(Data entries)
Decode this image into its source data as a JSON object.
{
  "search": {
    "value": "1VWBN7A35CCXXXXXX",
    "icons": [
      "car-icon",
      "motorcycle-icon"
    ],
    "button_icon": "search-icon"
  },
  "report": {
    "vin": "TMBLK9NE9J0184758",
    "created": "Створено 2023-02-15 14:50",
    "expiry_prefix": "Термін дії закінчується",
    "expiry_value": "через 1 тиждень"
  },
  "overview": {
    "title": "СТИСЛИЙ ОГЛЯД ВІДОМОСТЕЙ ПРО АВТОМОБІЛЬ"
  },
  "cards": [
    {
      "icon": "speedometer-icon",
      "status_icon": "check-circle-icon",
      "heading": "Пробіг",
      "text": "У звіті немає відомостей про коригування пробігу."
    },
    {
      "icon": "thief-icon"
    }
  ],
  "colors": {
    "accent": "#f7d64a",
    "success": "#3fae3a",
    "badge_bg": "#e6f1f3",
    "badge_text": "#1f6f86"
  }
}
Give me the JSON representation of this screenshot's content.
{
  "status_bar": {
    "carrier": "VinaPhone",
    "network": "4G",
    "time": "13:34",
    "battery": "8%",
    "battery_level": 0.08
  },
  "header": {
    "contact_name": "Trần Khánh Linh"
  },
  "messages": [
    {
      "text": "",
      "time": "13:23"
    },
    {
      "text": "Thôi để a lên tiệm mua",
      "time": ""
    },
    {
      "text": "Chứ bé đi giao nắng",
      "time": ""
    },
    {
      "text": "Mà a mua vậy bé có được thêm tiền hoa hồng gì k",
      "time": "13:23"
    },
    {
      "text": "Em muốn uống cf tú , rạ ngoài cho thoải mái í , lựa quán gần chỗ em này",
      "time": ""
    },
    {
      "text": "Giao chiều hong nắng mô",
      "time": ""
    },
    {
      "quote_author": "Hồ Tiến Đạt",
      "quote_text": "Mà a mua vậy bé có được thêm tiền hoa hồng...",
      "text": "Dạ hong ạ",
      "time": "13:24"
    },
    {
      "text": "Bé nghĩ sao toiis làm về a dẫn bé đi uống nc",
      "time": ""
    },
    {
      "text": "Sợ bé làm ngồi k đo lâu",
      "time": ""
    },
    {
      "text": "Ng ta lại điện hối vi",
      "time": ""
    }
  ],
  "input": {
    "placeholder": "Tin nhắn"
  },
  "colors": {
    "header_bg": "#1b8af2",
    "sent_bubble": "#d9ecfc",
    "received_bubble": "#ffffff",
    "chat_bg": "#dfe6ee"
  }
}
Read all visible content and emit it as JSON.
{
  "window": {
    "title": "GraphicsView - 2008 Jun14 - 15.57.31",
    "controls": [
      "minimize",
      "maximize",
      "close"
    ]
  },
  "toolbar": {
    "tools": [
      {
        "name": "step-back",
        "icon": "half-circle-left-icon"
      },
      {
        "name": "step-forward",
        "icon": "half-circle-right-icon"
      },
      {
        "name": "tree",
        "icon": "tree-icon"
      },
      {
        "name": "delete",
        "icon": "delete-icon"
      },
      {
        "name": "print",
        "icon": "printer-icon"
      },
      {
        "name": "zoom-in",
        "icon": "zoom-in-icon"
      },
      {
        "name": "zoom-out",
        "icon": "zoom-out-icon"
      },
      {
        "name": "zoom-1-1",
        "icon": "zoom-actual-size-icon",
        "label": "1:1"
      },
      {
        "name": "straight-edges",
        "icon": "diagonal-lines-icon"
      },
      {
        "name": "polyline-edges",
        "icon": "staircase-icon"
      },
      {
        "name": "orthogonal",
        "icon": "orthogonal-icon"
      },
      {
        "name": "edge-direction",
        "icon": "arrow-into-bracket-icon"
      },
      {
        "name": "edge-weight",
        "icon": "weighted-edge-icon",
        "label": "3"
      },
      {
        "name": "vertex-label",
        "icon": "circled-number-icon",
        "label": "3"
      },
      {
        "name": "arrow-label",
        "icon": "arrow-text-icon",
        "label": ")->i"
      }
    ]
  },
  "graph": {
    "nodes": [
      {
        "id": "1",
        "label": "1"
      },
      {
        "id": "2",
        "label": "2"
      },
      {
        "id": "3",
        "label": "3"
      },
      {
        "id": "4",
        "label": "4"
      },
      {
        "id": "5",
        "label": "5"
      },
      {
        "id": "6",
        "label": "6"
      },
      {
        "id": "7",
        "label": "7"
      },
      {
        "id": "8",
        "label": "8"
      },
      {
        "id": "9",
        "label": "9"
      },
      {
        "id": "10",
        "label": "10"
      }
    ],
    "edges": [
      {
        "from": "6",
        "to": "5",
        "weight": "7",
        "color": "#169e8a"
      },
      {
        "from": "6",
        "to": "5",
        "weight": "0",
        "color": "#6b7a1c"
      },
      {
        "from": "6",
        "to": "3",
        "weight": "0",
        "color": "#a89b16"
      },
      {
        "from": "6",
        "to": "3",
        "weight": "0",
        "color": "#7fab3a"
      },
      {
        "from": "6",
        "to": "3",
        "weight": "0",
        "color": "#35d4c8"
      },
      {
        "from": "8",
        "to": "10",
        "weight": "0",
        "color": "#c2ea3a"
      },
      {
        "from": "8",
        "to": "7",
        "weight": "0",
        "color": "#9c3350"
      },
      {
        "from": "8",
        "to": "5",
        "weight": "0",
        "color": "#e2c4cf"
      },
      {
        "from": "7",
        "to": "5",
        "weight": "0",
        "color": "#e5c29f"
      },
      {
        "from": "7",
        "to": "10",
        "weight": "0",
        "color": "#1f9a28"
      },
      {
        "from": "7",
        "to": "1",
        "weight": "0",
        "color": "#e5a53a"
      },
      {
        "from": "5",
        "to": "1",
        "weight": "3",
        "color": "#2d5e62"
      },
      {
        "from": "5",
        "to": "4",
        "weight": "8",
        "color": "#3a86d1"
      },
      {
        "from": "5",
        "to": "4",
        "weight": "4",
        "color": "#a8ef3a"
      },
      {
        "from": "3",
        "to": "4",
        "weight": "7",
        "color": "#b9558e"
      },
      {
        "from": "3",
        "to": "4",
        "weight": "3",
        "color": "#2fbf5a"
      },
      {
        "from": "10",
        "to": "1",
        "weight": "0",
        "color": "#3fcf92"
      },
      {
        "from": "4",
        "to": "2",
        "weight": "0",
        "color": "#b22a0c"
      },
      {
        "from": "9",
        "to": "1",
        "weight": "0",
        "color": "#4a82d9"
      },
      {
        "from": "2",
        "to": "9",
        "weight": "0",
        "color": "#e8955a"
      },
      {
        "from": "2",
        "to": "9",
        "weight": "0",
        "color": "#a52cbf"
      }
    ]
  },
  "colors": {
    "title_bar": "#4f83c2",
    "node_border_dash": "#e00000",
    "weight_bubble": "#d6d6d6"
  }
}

» **The problem**:
Search the records for the word "arrow", then list every line that has it.

» **Exercise result**:
        "icon": "arrow-into-bracket-icon"
        "name": "arrow-label",
        "icon": "arrow-text-icon",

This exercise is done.